> **TEXT**
-*-

Given two absolutely continuous probability measures $\mu,\sigma \in \mathcal P_2(\mathbb R^n)$ and two maps $T_1, T_2$ such that $$(T_1 \circ T_2)_\#\sigma =\mu$$ where $(\cdot)_{\#}$ denotes the pushforward operator. I saw that it is a general property that
$$(T_1 \circ T_2)_\#\sigma={T_1}_{\#}({T_2}_{\#}\sigma)$$
How can one make sense of this or see this?
If I'm not wrong, for a probability $\mu$ and a map $T$, one defines $$T_\# \mu(A) := \mu(T^{-1}(A)),$$ for a measurable set $A$, right?
Then, in your notations: $$\begin{align*} (T_1 \circ T_2)_\#\sigma(A) & = \sigma((T_1\circ T_2)^{-1}(A)) \\ & = \sigma(T_2^{-1}(T_1^{-1}(A))) \\ & = (T_{2\#}\sigma)(T_1^{-1}(A)) \\ & = T_{1\#}(T_{2\#}\sigma)(A). \end{align*}$$ That is, $$(T_1 \circ T_2)_\#\sigma = T_{1\#}(T_{2\#}\sigma).$$

-*-

> **TASKS TO PERFORM**
a: In the pushforward thread, list every expression that appears to the right of an equals sign in the aligned chain of equalities that begins with $(T_1 \circ T_2)_\#\sigma(A)$.
b: From the pushforward thread, output the passage that begins at the words "Given two absolutely" and stops after the words "or see this?".

> **DATA LISTING**
-*-

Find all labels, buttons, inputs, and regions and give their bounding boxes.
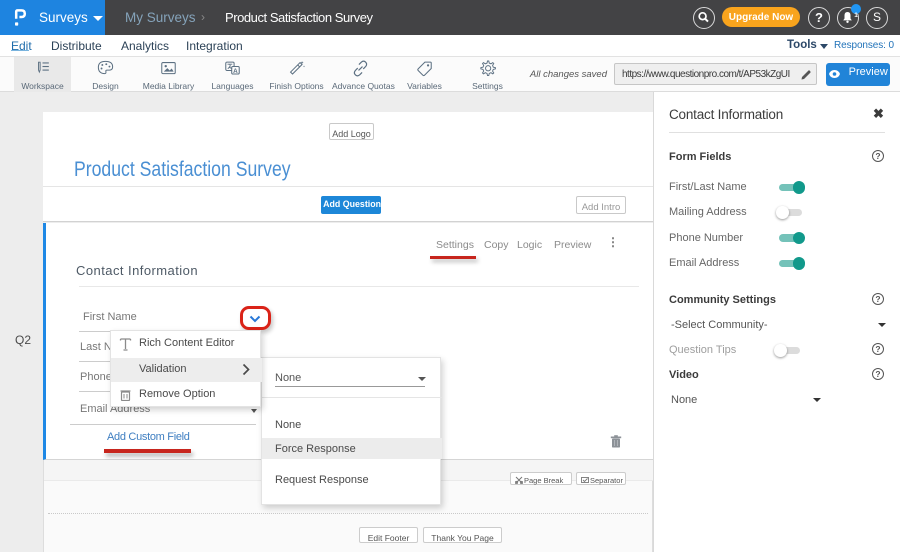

-*-

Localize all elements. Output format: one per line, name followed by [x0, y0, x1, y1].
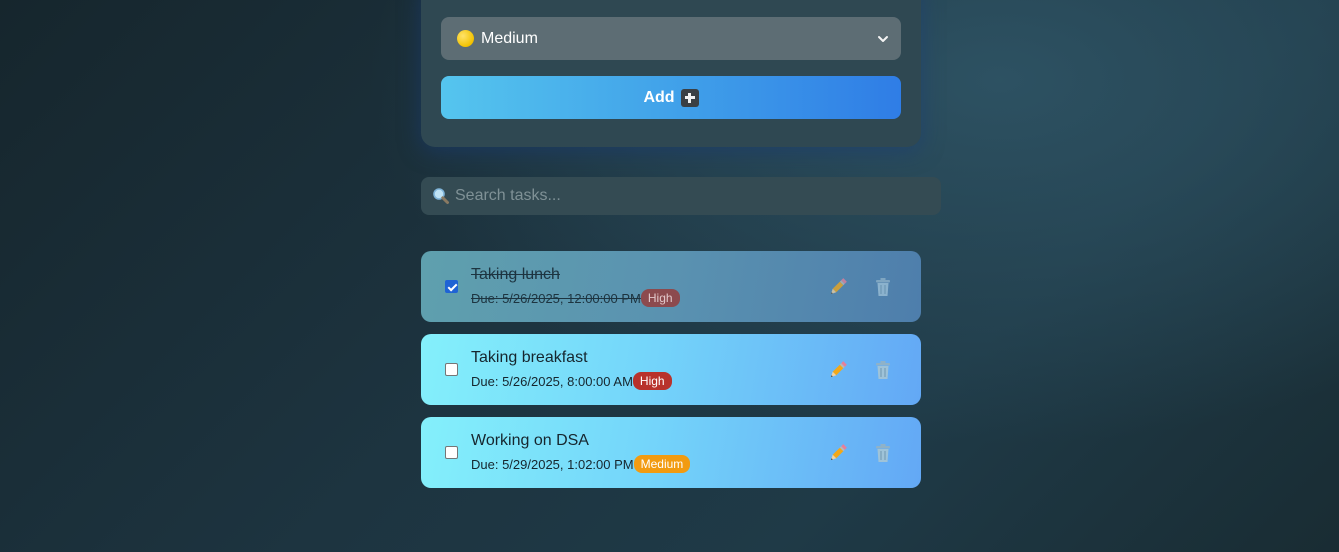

-*-

> **RESPONSES PER TASK**
a:
- $\sigma((T_1\circ T_2)^{-1}(A))$
- $\sigma(T_2^{-1}(T_1^{-1}(A)))$
- $(T_{2\#}\sigma)(T_1^{-1}(A))$
- $T_{1\#}(T_{2\#}\sigma)(A)$

b:
Given two absolutely continuous probability measures $\mu,\sigma \in \mathcal P_2(\mathbb R^n)$ and two maps $T_1, T_2$ such that $$(T_1 \circ T_2)_\#\sigma =\mu$$ where $(\cdot)_{\#}$ denotes the pushforward operator. I saw that it is a general property that
$$(T_1 \circ T_2)_\#\sigma={T_1}_{\#}({T_2}_{\#}\sigma)$$
How can one make sense of this or see this?